* Begin Raw data *

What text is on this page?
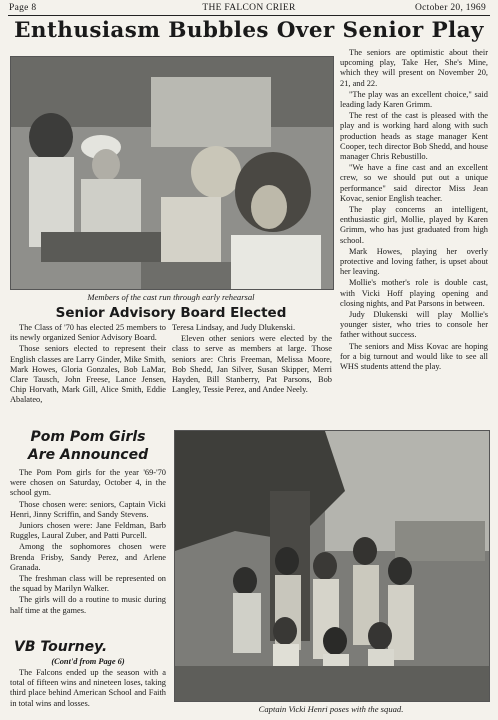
Page 8	THE FALCON CRIER	October 20, 1969
Enthusiasm Bubbles Over Senior Play
Members of the cast run through early rehearsal

The seniors are optimistic about their upcoming play, Take Her, She's Mine, which they will present on November 20, 21, and 22.

"The play was an excellent choice," said leading lady Karen Grimm.

The rest of the cast is pleased with the play and is working hard along with such production heads as stage manager Kent Cooper, tech director Bob Shedd, and house manager Chris Rebustillo.

"We have a fine cast and an excellent crew, so we should put out a unique performance" said director Miss Jean Kovac, senior English teacher.

The play concerns an intelligent, enthusiastic girl, Mollie, played by Karen Grimm, who has just graduated from high school.

Mark Howes, playing her overly protective and loving father, is upset about her leaving.

Mollie's mother's role is double cast, with Vicki Hoff playing opening and closing nights, and Pat Parsons in between.

Judy Dlukenski will play Mollie's younger sister, who tries to console her father without success.

The seniors and Miss Kovac are hoping for a big turnout and would like to see all WHS students attend the play.

Senior Advisory Board Elected

The Class of '70 has elected 25 members to its newly organized Senior Advisory Board.

Those seniors elected to represent their English classes are Larry Ginder, Mike Smith, Mark Howes, Gloria Gonzales, Bob LaMar, Clare Tausch, John Freese, Lance Jensen, Chip Horvath, Mark Gill, Alice Smith, Eddie Abalateo,

Teresa Lindsay, and Judy Dlukenski.

Eleven other seniors were elected by the class to serve as members at large. Those seniors are: Chris Freeman, Melissa Moore, Bob Shedd, Jan Silver, Susan Skipper, Merri Hayden, Bill Stanberry, Pat Parsons, Bob Langley, Tessie Perez, and Andee Neely.

Pom Pom Girls
Are Announced

The Pom Pom girls for the year '69-'70 were chosen on Saturday, October 4, in the school gym.

Those chosen were: seniors, Captain Vicki Henri, Jinny Scriffin, and Sandy Stevens.

Juniors chosen were: Jane Feldman, Barb Ruggles, Laural Zuber, and Patti Purcell.

Among the sophomores chosen were Brenda Frisby, Sandy Perez, and Arlene Granada.

The freshman class will be represented on the squad by Marilyn Walker.

The girls will do a routine to music during half time at the games.

VB Tourney.
(Cont'd from Page 6)

The Falcons ended up the season with a total of fifteen wins and nineteen loses, taking third place behind American School and Faith in total wins and losses.

Captain Vicki Henri poses with the squad.
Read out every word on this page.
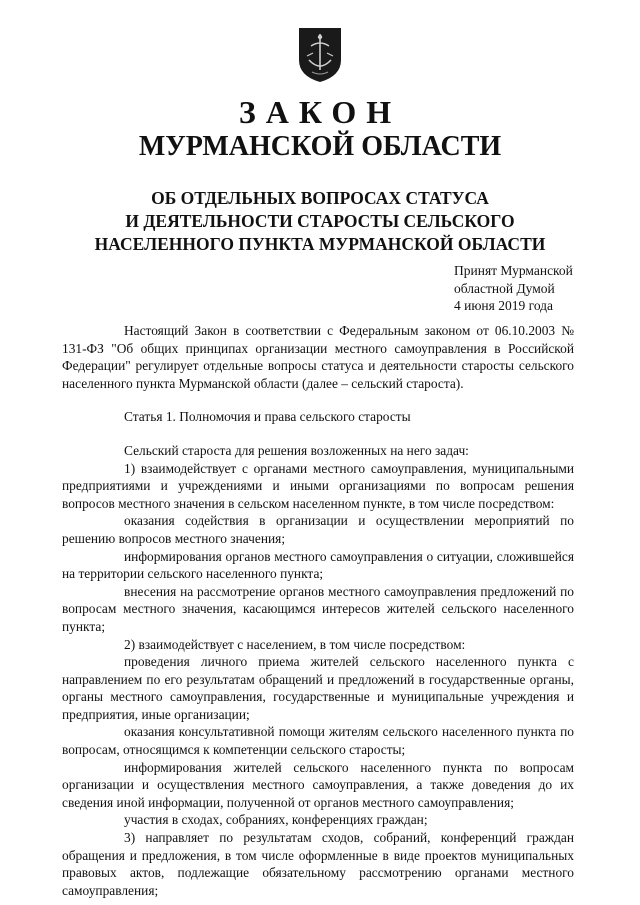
ЗАКОН
МУРМАНСКОЙ ОБЛАСТИ
ОБ ОТДЕЛЬНЫХ ВОПРОСАХ СТАТУСА
И ДЕЯТЕЛЬНОСТИ СТАРОСТЫ СЕЛЬСКОГО
НАСЕЛЕННОГО ПУНКТА МУРМАНСКОЙ ОБЛАСТИ
Принят Мурманской
областной Думой
4 июня 2019 года

Настоящий Закон в соответствии с Федеральным законом от 06.10.2003 № 131-ФЗ "Об общих принципах организации местного самоуправления в Российской Федерации" регулирует отдельные вопросы статуса и деятельности старосты сельского населенного пункта Мурманской области (далее – сельский староста).

Статья 1. Полномочия и права сельского старосты

Сельский староста для решения возложенных на него задач:

1) взаимодействует с органами местного самоуправления, муниципальными предприятиями и учреждениями и иными организациями по вопросам решения вопросов местного значения в сельском населенном пункте, в том числе посредством:

оказания содействия в организации и осуществлении мероприятий по решению вопросов местного значения;

информирования органов местного самоуправления о ситуации, сложившейся на территории сельского населенного пункта;

внесения на рассмотрение органов местного самоуправления предложений по вопросам местного значения, касающимся интересов жителей сельского населенного пункта;

2) взаимодействует с населением, в том числе посредством:

проведения личного приема жителей сельского населенного пункта с направлением по его результатам обращений и предложений в государственные органы, органы местного самоуправления, государственные и муниципальные учреждения и предприятия, иные организации;

оказания консультативной помощи жителям сельского населенного пункта по вопросам, относящимся к компетенции сельского старосты;

информирования жителей сельского населенного пункта по вопросам организации и осуществления местного самоуправления, а также доведения до их сведения иной информации, полученной от органов местного самоуправления;

участия в сходах, собраниях, конференциях граждан;

3) направляет по результатам сходов, собраний, конференций граждан обращения и предложения, в том числе оформленные в виде проектов муниципальных правовых актов, подлежащие обязательному рассмотрению органами местного самоуправления;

* End Raw data *

* [Instructions to follow]: The data above needs to be retyped exactly, with the images left out.

* [Exercise answer]:
What text is on this page?
Page 8	THE FALCON CRIER	October 20, 1969
Enthusiasm Bubbles Over Senior Play
Members of the cast run through early rehearsal

The seniors are optimistic about their upcoming play, Take Her, She's Mine, which they will present on November 20, 21, and 22.

"The play was an excellent choice," said leading lady Karen Grimm.

The rest of the cast is pleased with the play and is working hard along with such production heads as stage manager Kent Cooper, tech director Bob Shedd, and house manager Chris Rebustillo.

"We have a fine cast and an excellent crew, so we should put out a unique performance" said director Miss Jean Kovac, senior English teacher.

The play concerns an intelligent, enthusiastic girl, Mollie, played by Karen Grimm, who has just graduated from high school.

Mark Howes, playing her overly protective and loving father, is upset about her leaving.

Mollie's mother's role is double cast, with Vicki Hoff playing opening and closing nights, and Pat Parsons in between.

Judy Dlukenski will play Mollie's younger sister, who tries to console her father without success.

The seniors and Miss Kovac are hoping for a big turnout and would like to see all WHS students attend the play.

Senior Advisory Board Elected

The Class of '70 has elected 25 members to its newly organized Senior Advisory Board.

Those seniors elected to represent their English classes are Larry Ginder, Mike Smith, Mark Howes, Gloria Gonzales, Bob LaMar, Clare Tausch, John Freese, Lance Jensen, Chip Horvath, Mark Gill, Alice Smith, Eddie Abalateo,

Teresa Lindsay, and Judy Dlukenski.

Eleven other seniors were elected by the class to serve as members at large. Those seniors are: Chris Freeman, Melissa Moore, Bob Shedd, Jan Silver, Susan Skipper, Merri Hayden, Bill Stanberry, Pat Parsons, Bob Langley, Tessie Perez, and Andee Neely.

Pom Pom Girls
Are Announced

The Pom Pom girls for the year '69-'70 were chosen on Saturday, October 4, in the school gym.

Those chosen were: seniors, Captain Vicki Henri, Jinny Scriffin, and Sandy Stevens.

Juniors chosen were: Jane Feldman, Barb Ruggles, Laural Zuber, and Patti Purcell.

Among the sophomores chosen were Brenda Frisby, Sandy Perez, and Arlene Granada.

The freshman class will be represented on the squad by Marilyn Walker.

The girls will do a routine to music during half time at the games.

VB Tourney.
(Cont'd from Page 6)

The Falcons ended up the season with a total of fifteen wins and nineteen loses, taking third place behind American School and Faith in total wins and losses.

Captain Vicki Henri poses with the squad.
Read out every word on this page.
ЗАКОН
МУРМАНСКОЙ ОБЛАСТИ
ОБ ОТДЕЛЬНЫХ ВОПРОСАХ СТАТУСА
И ДЕЯТЕЛЬНОСТИ СТАРОСТЫ СЕЛЬСКОГО
НАСЕЛЕННОГО ПУНКТА МУРМАНСКОЙ ОБЛАСТИ
Принят Мурманской
областной Думой
4 июня 2019 года

Настоящий Закон в соответствии с Федеральным законом от 06.10.2003 № 131-ФЗ "Об общих принципах организации местного самоуправления в Российской Федерации" регулирует отдельные вопросы статуса и деятельности старосты сельского населенного пункта Мурманской области (далее – сельский староста).

Статья 1. Полномочия и права сельского старосты

Сельский староста для решения возложенных на него задач:

1) взаимодействует с органами местного самоуправления, муниципальными предприятиями и учреждениями и иными организациями по вопросам решения вопросов местного значения в сельском населенном пункте, в том числе посредством:

оказания содействия в организации и осуществлении мероприятий по решению вопросов местного значения;

информирования органов местного самоуправления о ситуации, сложившейся на территории сельского населенного пункта;

внесения на рассмотрение органов местного самоуправления предложений по вопросам местного значения, касающимся интересов жителей сельского населенного пункта;

2) взаимодействует с населением, в том числе посредством:

проведения личного приема жителей сельского населенного пункта с направлением по его результатам обращений и предложений в государственные органы, органы местного самоуправления, государственные и муниципальные учреждения и предприятия, иные организации;

оказания консультативной помощи жителям сельского населенного пункта по вопросам, относящимся к компетенции сельского старосты;

информирования жителей сельского населенного пункта по вопросам организации и осуществления местного самоуправления, а также доведения до их сведения иной информации, полученной от органов местного самоуправления;

участия в сходах, собраниях, конференциях граждан;

3) направляет по результатам сходов, собраний, конференций граждан обращения и предложения, в том числе оформленные в виде проектов муниципальных правовых актов, подлежащие обязательному рассмотрению органами местного самоуправления;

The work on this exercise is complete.